### INPUT FOR THIS TASK
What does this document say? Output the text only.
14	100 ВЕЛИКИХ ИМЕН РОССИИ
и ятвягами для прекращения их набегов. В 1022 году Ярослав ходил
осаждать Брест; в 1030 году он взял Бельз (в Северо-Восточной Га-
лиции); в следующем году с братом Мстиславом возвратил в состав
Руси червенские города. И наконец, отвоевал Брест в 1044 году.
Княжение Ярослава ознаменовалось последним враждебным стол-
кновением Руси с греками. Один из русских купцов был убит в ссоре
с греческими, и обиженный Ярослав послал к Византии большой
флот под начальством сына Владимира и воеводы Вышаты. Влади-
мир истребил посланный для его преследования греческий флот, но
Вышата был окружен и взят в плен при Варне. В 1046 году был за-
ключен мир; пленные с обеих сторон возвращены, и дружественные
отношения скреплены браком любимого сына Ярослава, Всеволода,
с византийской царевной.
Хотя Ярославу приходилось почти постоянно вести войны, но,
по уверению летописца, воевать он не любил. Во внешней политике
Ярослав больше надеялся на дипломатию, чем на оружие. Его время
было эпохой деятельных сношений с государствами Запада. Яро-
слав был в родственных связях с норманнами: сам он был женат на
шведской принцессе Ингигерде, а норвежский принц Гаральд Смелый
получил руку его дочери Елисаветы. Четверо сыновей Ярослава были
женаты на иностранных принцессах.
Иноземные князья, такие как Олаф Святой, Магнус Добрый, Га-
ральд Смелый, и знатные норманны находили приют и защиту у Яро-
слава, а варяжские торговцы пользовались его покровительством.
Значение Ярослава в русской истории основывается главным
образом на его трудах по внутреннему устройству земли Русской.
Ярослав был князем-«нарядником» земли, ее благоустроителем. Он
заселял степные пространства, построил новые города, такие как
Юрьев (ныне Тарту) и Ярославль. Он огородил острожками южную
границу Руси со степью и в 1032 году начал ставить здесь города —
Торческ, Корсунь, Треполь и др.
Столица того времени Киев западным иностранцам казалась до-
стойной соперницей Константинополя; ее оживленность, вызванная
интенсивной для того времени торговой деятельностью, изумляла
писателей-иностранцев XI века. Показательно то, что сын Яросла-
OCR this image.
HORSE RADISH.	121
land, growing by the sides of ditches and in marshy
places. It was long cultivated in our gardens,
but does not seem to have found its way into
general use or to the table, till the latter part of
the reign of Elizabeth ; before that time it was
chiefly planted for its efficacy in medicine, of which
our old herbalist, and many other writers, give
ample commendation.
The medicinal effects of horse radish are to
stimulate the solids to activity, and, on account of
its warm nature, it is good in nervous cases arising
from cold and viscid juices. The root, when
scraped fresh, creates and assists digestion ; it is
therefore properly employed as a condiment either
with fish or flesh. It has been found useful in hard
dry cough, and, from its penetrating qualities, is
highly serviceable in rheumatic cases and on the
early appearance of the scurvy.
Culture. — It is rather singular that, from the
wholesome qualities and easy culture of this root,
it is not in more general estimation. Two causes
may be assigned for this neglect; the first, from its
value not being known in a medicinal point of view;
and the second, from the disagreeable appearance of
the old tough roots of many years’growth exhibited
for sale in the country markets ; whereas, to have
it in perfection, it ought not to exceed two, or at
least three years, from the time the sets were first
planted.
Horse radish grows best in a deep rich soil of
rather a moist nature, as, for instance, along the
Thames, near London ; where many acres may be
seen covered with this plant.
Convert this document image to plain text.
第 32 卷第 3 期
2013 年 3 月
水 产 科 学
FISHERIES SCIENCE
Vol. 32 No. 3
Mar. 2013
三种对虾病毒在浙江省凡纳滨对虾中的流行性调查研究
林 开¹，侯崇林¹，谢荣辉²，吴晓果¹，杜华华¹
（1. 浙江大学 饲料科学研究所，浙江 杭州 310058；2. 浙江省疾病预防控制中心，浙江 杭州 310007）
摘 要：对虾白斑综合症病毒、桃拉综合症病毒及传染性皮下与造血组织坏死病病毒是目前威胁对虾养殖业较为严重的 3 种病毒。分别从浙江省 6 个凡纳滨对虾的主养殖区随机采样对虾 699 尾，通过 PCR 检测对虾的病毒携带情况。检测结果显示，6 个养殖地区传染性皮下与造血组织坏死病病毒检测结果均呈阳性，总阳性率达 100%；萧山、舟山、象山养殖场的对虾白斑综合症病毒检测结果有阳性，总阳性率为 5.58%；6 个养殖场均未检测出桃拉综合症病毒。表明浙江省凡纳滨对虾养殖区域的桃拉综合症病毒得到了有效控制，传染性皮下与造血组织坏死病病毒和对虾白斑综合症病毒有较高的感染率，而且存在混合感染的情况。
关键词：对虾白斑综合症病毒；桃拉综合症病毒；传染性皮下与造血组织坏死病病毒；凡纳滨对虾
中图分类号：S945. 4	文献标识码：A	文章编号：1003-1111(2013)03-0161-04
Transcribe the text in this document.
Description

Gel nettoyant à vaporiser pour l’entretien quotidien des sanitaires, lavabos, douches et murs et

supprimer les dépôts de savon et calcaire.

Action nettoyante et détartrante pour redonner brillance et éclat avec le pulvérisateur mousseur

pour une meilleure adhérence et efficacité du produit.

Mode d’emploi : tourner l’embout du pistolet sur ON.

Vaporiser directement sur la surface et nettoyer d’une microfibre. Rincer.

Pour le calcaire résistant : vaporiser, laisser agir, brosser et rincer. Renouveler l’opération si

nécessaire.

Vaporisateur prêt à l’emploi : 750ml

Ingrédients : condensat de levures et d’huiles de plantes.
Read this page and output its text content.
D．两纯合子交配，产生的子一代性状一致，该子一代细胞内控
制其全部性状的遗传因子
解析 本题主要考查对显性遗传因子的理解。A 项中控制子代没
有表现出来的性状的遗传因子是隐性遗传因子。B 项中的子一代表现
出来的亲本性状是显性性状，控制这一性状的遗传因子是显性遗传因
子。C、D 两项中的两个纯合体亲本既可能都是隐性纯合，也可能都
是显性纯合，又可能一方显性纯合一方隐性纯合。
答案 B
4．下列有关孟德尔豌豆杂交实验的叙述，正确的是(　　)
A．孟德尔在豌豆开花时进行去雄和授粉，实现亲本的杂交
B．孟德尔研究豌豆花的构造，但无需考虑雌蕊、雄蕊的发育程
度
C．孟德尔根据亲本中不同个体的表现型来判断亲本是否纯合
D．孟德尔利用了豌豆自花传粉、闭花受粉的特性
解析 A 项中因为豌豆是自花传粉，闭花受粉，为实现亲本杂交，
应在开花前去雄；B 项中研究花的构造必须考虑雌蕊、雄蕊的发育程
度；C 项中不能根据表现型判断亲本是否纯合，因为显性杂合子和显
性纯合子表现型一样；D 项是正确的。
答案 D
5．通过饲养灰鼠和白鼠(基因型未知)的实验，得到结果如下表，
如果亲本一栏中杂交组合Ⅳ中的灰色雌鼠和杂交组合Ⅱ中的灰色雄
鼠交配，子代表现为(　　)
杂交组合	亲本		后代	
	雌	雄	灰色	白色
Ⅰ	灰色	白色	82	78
######
YOUR OBJECTIVE: Take the material above and return all of it exactly.

EXERCISE OUTPUT:
What does this document say? Output the text only.
14	100 ВЕЛИКИХ ИМЕН РОССИИ
и ятвягами для прекращения их набегов. В 1022 году Ярослав ходил
осаждать Брест; в 1030 году он взял Бельз (в Северо-Восточной Га-
лиции); в следующем году с братом Мстиславом возвратил в состав
Руси червенские города. И наконец, отвоевал Брест в 1044 году.
Княжение Ярослава ознаменовалось последним враждебным стол-
кновением Руси с греками. Один из русских купцов был убит в ссоре
с греческими, и обиженный Ярослав послал к Византии большой
флот под начальством сына Владимира и воеводы Вышаты. Влади-
мир истребил посланный для его преследования греческий флот, но
Вышата был окружен и взят в плен при Варне. В 1046 году был за-
ключен мир; пленные с обеих сторон возвращены, и дружественные
отношения скреплены браком любимого сына Ярослава, Всеволода,
с византийской царевной.
Хотя Ярославу приходилось почти постоянно вести войны, но,
по уверению летописца, воевать он не любил. Во внешней политике
Ярослав больше надеялся на дипломатию, чем на оружие. Его время
было эпохой деятельных сношений с государствами Запада. Яро-
слав был в родственных связях с норманнами: сам он был женат на
шведской принцессе Ингигерде, а норвежский принц Гаральд Смелый
получил руку его дочери Елисаветы. Четверо сыновей Ярослава были
женаты на иностранных принцессах.
Иноземные князья, такие как Олаф Святой, Магнус Добрый, Га-
ральд Смелый, и знатные норманны находили приют и защиту у Яро-
слава, а варяжские торговцы пользовались его покровительством.
Значение Ярослава в русской истории основывается главным
образом на его трудах по внутреннему устройству земли Русской.
Ярослав был князем-«нарядником» земли, ее благоустроителем. Он
заселял степные пространства, построил новые города, такие как
Юрьев (ныне Тарту) и Ярославль. Он огородил острожками южную
границу Руси со степью и в 1032 году начал ставить здесь города —
Торческ, Корсунь, Треполь и др.
Столица того времени Киев западным иностранцам казалась до-
стойной соперницей Константинополя; ее оживленность, вызванная
интенсивной для того времени торговой деятельностью, изумляла
писателей-иностранцев XI века. Показательно то, что сын Яросла-
OCR this image.
HORSE RADISH.	121
land, growing by the sides of ditches and in marshy
places. It was long cultivated in our gardens,
but does not seem to have found its way into
general use or to the table, till the latter part of
the reign of Elizabeth ; before that time it was
chiefly planted for its efficacy in medicine, of which
our old herbalist, and many other writers, give
ample commendation.
The medicinal effects of horse radish are to
stimulate the solids to activity, and, on account of
its warm nature, it is good in nervous cases arising
from cold and viscid juices. The root, when
scraped fresh, creates and assists digestion ; it is
therefore properly employed as a condiment either
with fish or flesh. It has been found useful in hard
dry cough, and, from its penetrating qualities, is
highly serviceable in rheumatic cases and on the
early appearance of the scurvy.
Culture. — It is rather singular that, from the
wholesome qualities and easy culture of this root,
it is not in more general estimation. Two causes
may be assigned for this neglect; the first, from its
value not being known in a medicinal point of view;
and the second, from the disagreeable appearance of
the old tough roots of many years’growth exhibited
for sale in the country markets ; whereas, to have
it in perfection, it ought not to exceed two, or at
least three years, from the time the sets were first
planted.
Horse radish grows best in a deep rich soil of
rather a moist nature, as, for instance, along the
Thames, near London ; where many acres may be
seen covered with this plant.
Convert this document image to plain text.
第 32 卷第 3 期
2013 年 3 月
水 产 科 学
FISHERIES SCIENCE
Vol. 32 No. 3
Mar. 2013
三种对虾病毒在浙江省凡纳滨对虾中的流行性调查研究
林 开¹，侯崇林¹，谢荣辉²，吴晓果¹，杜华华¹
（1. 浙江大学 饲料科学研究所，浙江 杭州 310058；2. 浙江省疾病预防控制中心，浙江 杭州 310007）
摘 要：对虾白斑综合症病毒、桃拉综合症病毒及传染性皮下与造血组织坏死病病毒是目前威胁对虾养殖业较为严重的 3 种病毒。分别从浙江省 6 个凡纳滨对虾的主养殖区随机采样对虾 699 尾，通过 PCR 检测对虾的病毒携带情况。检测结果显示，6 个养殖地区传染性皮下与造血组织坏死病病毒检测结果均呈阳性，总阳性率达 100%；萧山、舟山、象山养殖场的对虾白斑综合症病毒检测结果有阳性，总阳性率为 5.58%；6 个养殖场均未检测出桃拉综合症病毒。表明浙江省凡纳滨对虾养殖区域的桃拉综合症病毒得到了有效控制，传染性皮下与造血组织坏死病病毒和对虾白斑综合症病毒有较高的感染率，而且存在混合感染的情况。
关键词：对虾白斑综合症病毒；桃拉综合症病毒；传染性皮下与造血组织坏死病病毒；凡纳滨对虾
中图分类号：S945. 4	文献标识码：A	文章编号：1003-1111(2013)03-0161-04
Transcribe the text in this document.
Description

Gel nettoyant à vaporiser pour l’entretien quotidien des sanitaires, lavabos, douches et murs et

supprimer les dépôts de savon et calcaire.

Action nettoyante et détartrante pour redonner brillance et éclat avec le pulvérisateur mousseur

pour une meilleure adhérence et efficacité du produit.

Mode d’emploi : tourner l’embout du pistolet sur ON.

Vaporiser directement sur la surface et nettoyer d’une microfibre. Rincer.

Pour le calcaire résistant : vaporiser, laisser agir, brosser et rincer. Renouveler l’opération si

nécessaire.

Vaporisateur prêt à l’emploi : 750ml

Ingrédients : condensat de levures et d’huiles de plantes.
Read this page and output its text content.
D．两纯合子交配，产生的子一代性状一致，该子一代细胞内控
制其全部性状的遗传因子
解析 本题主要考查对显性遗传因子的理解。A 项中控制子代没
有表现出来的性状的遗传因子是隐性遗传因子。B 项中的子一代表现
出来的亲本性状是显性性状，控制这一性状的遗传因子是显性遗传因
子。C、D 两项中的两个纯合体亲本既可能都是隐性纯合，也可能都
是显性纯合，又可能一方显性纯合一方隐性纯合。
答案 B
4．下列有关孟德尔豌豆杂交实验的叙述，正确的是(　　)
A．孟德尔在豌豆开花时进行去雄和授粉，实现亲本的杂交
B．孟德尔研究豌豆花的构造，但无需考虑雌蕊、雄蕊的发育程
度
C．孟德尔根据亲本中不同个体的表现型来判断亲本是否纯合
D．孟德尔利用了豌豆自花传粉、闭花受粉的特性
解析 A 项中因为豌豆是自花传粉，闭花受粉，为实现亲本杂交，
应在开花前去雄；B 项中研究花的构造必须考虑雌蕊、雄蕊的发育程
度；C 项中不能根据表现型判断亲本是否纯合，因为显性杂合子和显
性纯合子表现型一样；D 项是正确的。
答案 D
5．通过饲养灰鼠和白鼠(基因型未知)的实验，得到结果如下表，
如果亲本一栏中杂交组合Ⅳ中的灰色雌鼠和杂交组合Ⅱ中的灰色雄
鼠交配，子代表现为(　　)
杂交组合	亲本		后代	
	雌	雄	灰色	白色
Ⅰ	灰色	白色	82	78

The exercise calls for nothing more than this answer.